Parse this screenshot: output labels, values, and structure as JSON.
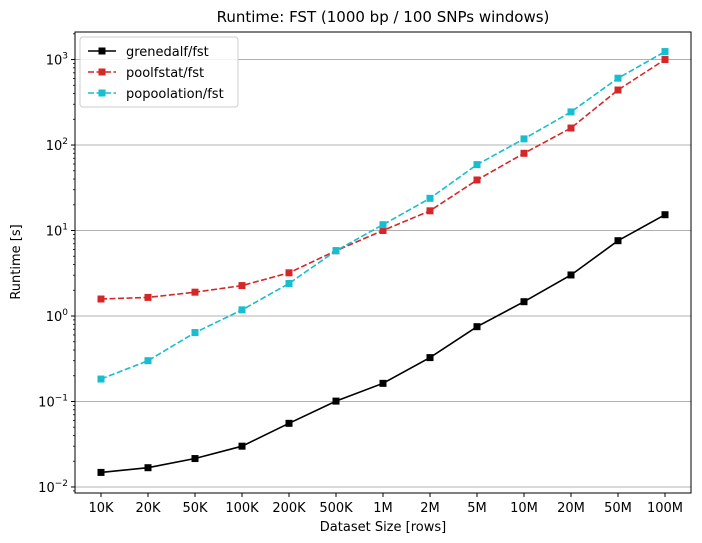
{
  "chart_data": {
    "type": "line",
    "title": "Runtime:  FST (1000 bp / 100 SNPs windows)",
    "xlabel": "Dataset Size  [rows]",
    "ylabel": "Runtime  [s]",
    "yscale": "log",
    "ylim": [
      0.0085,
      2100
    ],
    "grid": "y-major",
    "legend_position": "top-left",
    "categories": [
      "10K",
      "20K",
      "50K",
      "100K",
      "200K",
      "500K",
      "1M",
      "2M",
      "5M",
      "10M",
      "20M",
      "50M",
      "100M"
    ],
    "y_ticks": [
      {
        "base": "10",
        "exp": "−2",
        "value": 0.01
      },
      {
        "base": "10",
        "exp": "−1",
        "value": 0.1
      },
      {
        "base": "10",
        "exp": "0",
        "value": 1
      },
      {
        "base": "10",
        "exp": "1",
        "value": 10
      },
      {
        "base": "10",
        "exp": "2",
        "value": 100
      },
      {
        "base": "10",
        "exp": "3",
        "value": 1000
      }
    ],
    "series": [
      {
        "name": "grenedalf/fst",
        "color": "#000000",
        "dashed": false,
        "values": [
          0.0148,
          0.0168,
          0.0215,
          0.03,
          0.0555,
          0.101,
          0.163,
          0.326,
          0.75,
          1.47,
          3.02,
          7.6,
          15.3
        ]
      },
      {
        "name": "poolfstat/fst",
        "color": "#d62728",
        "dashed": true,
        "values": [
          1.58,
          1.65,
          1.9,
          2.27,
          3.2,
          5.8,
          10.0,
          17.0,
          39.0,
          80.0,
          158.0,
          440.0,
          1000.0
        ]
      },
      {
        "name": "popoolation/fst",
        "color": "#17becf",
        "dashed": true,
        "values": [
          0.183,
          0.3,
          0.64,
          1.18,
          2.4,
          5.8,
          11.7,
          23.8,
          59.0,
          118.0,
          244.0,
          605.0,
          1240.0
        ]
      }
    ]
  }
}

--- --- ---

**WRITTEN TASK**
Report the count of lines in the entries that contain the string "name", and nothing besides it.

**WRITTEN REPLY**
3